→ Task:
Identify each line below containing the string "system" and copy it.

→ Records to use:
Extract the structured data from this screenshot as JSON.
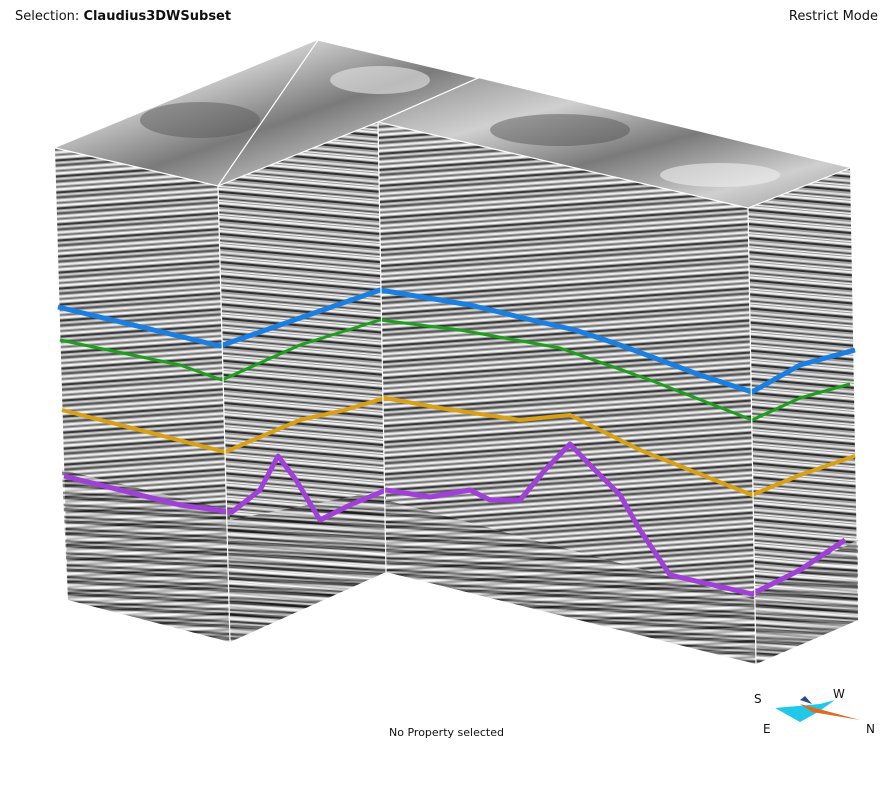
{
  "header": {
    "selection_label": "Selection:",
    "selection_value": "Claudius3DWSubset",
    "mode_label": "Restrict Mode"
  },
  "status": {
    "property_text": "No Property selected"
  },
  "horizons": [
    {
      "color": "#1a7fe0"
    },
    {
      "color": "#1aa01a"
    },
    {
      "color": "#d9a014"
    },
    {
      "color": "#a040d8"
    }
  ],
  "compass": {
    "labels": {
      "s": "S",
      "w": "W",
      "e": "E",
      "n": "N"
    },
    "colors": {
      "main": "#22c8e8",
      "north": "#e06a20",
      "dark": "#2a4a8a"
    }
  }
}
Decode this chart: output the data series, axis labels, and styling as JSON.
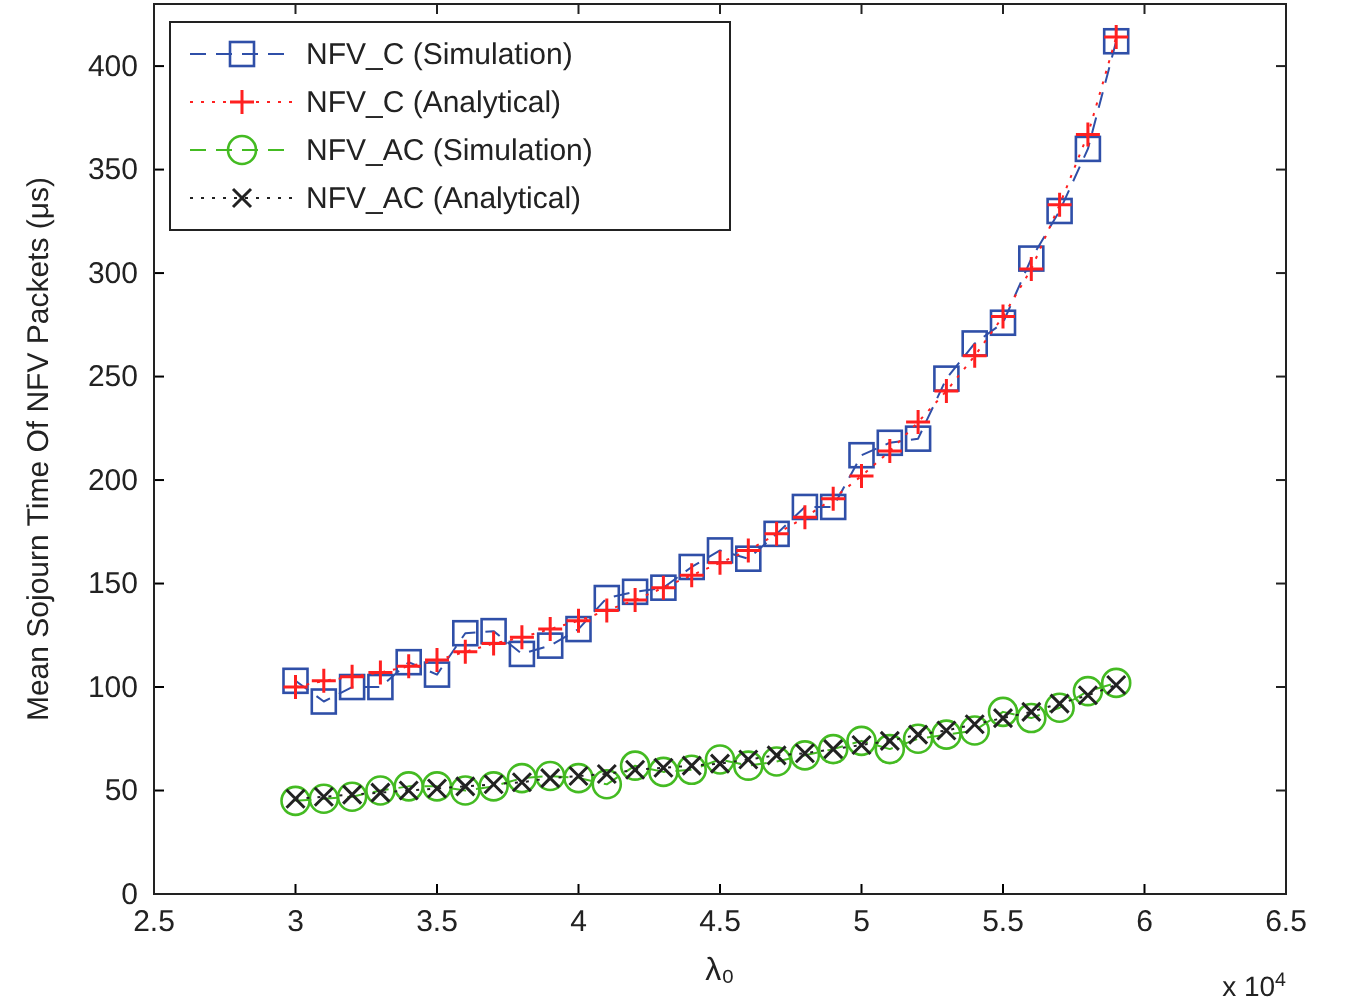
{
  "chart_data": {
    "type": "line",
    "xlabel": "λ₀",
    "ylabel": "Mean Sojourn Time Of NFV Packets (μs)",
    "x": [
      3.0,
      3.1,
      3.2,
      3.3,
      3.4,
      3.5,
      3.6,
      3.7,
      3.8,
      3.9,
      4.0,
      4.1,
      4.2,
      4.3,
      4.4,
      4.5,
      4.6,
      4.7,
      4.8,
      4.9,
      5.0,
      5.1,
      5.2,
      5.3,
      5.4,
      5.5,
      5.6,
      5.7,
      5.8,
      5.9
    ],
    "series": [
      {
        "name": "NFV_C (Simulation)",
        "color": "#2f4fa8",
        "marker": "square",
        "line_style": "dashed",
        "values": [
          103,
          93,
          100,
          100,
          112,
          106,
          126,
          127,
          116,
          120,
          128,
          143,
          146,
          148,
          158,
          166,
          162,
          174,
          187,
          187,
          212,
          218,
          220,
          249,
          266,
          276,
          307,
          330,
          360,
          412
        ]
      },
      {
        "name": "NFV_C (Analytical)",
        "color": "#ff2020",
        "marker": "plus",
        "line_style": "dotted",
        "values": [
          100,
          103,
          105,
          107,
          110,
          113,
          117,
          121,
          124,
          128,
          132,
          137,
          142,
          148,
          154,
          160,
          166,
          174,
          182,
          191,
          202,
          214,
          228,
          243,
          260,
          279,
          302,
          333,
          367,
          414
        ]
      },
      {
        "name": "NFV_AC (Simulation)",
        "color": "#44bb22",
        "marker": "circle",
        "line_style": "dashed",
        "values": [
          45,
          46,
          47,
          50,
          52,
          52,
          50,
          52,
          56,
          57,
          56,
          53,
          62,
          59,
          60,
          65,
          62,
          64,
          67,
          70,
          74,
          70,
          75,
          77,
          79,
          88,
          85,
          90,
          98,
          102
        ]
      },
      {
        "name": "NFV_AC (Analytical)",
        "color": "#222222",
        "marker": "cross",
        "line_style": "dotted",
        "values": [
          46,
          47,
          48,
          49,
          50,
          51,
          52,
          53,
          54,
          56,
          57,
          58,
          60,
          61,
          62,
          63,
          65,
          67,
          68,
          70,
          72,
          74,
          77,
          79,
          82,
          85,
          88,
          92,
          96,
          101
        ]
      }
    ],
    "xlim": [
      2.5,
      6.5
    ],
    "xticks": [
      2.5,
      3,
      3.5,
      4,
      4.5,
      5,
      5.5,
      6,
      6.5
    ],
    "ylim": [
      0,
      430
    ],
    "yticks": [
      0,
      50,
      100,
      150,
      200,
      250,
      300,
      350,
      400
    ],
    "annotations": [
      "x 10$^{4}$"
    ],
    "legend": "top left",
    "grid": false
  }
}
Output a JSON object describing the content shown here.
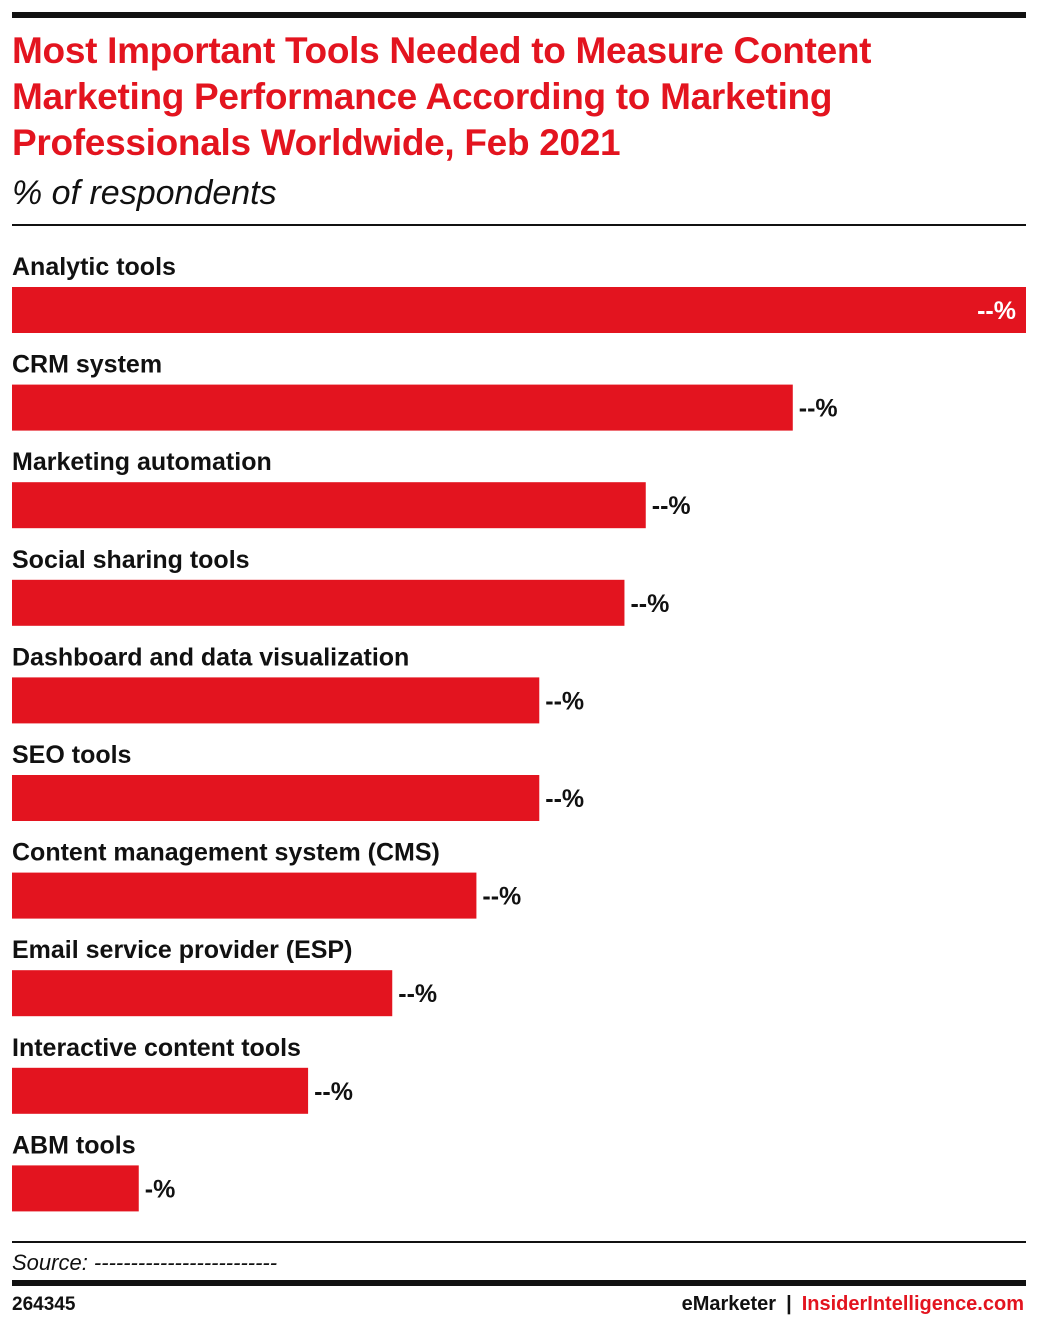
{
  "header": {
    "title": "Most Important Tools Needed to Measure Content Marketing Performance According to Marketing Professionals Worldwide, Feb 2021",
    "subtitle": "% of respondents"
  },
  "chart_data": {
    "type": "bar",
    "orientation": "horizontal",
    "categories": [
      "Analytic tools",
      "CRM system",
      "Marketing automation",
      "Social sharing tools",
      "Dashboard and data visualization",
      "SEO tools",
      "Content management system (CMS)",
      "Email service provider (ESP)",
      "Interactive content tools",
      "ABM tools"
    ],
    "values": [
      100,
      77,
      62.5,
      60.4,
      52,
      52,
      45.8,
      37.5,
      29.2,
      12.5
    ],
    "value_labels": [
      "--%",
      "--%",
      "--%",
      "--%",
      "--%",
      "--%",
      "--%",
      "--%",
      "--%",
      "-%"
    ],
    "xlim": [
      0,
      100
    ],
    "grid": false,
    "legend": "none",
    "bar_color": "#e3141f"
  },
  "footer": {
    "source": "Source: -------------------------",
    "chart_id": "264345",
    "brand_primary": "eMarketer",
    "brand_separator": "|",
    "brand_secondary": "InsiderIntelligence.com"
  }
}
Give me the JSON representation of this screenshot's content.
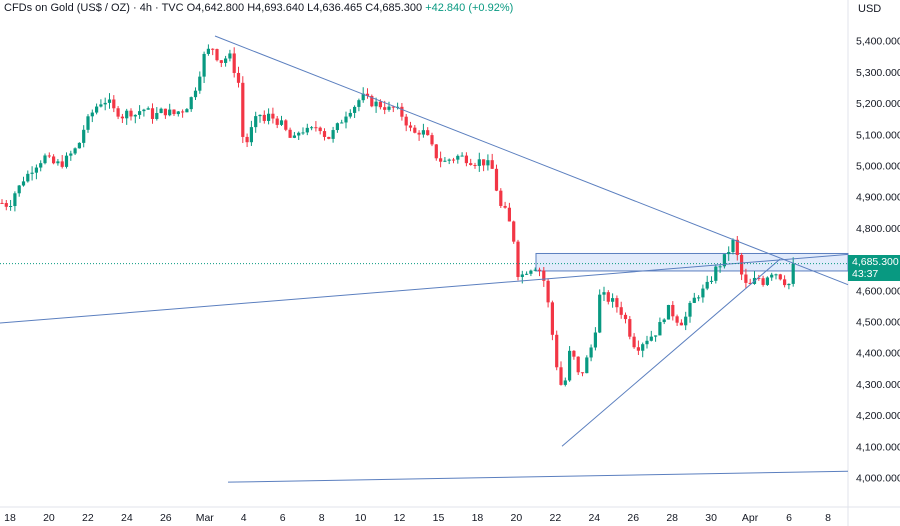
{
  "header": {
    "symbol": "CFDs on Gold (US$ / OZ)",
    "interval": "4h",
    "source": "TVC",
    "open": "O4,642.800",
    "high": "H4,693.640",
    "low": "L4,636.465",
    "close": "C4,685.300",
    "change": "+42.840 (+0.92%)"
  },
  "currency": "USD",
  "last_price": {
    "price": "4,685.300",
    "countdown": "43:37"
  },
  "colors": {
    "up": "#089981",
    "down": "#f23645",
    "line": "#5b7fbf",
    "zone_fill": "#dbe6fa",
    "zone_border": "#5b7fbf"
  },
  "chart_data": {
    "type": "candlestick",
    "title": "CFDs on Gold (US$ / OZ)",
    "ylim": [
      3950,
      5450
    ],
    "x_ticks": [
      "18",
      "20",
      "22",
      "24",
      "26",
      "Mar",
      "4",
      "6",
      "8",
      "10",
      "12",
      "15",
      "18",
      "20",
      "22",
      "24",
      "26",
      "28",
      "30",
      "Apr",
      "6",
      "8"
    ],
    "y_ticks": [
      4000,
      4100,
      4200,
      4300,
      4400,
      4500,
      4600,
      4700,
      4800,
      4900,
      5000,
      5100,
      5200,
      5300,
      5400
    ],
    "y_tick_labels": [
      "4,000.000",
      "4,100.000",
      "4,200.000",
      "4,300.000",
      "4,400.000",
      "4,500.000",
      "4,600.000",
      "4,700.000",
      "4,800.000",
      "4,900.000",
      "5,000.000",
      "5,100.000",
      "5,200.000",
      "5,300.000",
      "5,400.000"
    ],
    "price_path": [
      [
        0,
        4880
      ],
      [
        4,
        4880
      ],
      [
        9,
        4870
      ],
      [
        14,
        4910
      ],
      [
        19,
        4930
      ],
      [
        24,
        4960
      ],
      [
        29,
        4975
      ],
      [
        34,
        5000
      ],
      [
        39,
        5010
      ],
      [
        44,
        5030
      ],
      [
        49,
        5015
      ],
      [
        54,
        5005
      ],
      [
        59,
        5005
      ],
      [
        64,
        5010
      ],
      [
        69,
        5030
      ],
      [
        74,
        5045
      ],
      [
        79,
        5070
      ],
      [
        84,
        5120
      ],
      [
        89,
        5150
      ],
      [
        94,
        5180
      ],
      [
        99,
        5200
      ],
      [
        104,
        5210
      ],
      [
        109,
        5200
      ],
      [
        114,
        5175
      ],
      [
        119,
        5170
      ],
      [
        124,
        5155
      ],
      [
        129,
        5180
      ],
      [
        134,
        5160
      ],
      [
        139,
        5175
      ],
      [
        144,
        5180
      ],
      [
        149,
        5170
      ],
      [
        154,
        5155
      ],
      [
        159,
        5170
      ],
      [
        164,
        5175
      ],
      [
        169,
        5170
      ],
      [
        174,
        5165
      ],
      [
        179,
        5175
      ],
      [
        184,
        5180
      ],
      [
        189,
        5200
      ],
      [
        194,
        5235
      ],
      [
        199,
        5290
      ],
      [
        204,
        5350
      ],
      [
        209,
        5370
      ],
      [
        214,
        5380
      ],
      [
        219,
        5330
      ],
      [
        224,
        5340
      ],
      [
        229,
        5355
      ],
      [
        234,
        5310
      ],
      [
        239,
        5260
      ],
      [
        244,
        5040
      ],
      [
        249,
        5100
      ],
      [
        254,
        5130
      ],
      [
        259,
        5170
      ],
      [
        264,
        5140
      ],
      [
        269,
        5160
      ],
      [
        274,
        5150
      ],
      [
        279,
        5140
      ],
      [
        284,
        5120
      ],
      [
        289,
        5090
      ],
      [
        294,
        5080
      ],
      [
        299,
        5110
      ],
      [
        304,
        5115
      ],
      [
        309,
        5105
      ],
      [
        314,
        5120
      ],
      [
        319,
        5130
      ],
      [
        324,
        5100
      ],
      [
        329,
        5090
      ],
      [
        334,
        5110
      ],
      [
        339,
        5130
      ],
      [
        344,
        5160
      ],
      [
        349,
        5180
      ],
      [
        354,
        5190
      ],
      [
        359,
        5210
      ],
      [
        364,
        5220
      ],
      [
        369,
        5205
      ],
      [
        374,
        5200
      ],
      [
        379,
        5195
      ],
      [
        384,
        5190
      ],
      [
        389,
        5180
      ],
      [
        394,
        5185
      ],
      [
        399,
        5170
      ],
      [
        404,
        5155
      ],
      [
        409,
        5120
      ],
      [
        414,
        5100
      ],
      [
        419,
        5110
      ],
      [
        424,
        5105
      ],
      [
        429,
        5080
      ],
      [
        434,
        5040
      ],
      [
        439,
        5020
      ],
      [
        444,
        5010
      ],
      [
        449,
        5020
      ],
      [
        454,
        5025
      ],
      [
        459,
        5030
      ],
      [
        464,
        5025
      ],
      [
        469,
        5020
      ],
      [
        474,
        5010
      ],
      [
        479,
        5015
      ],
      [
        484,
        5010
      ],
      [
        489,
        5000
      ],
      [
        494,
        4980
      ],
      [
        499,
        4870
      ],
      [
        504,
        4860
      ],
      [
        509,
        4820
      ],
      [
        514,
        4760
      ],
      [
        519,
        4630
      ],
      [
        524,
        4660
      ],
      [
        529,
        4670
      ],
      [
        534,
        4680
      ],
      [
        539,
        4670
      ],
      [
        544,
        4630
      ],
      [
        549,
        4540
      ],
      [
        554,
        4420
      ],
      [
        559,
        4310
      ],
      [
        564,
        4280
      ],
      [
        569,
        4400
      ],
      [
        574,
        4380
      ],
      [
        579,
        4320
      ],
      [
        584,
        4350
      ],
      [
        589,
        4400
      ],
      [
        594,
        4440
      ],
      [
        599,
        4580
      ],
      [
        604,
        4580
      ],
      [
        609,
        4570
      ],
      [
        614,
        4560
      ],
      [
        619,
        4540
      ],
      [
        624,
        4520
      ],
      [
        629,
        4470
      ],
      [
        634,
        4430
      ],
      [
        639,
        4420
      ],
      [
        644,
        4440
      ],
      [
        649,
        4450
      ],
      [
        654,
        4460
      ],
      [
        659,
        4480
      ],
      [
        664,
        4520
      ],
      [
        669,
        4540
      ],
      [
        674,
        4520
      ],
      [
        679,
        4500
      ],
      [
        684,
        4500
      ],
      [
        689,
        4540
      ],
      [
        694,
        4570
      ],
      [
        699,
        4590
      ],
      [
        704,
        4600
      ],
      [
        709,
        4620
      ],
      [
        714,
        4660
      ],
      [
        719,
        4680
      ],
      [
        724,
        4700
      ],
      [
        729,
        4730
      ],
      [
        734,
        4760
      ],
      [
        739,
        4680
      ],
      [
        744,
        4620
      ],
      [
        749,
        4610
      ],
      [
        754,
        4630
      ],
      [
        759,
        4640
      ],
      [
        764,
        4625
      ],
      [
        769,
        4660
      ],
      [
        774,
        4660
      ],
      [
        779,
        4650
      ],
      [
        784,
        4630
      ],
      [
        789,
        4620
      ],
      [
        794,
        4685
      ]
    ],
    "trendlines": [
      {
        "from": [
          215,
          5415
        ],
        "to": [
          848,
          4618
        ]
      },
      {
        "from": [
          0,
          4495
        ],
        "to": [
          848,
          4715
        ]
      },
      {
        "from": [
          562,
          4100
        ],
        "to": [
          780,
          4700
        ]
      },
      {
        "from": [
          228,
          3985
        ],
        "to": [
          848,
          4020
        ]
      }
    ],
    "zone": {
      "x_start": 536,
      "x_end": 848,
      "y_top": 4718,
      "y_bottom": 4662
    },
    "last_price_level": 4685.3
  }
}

→ Right answer:
      "CRM system",
      "Content management system (CMS)",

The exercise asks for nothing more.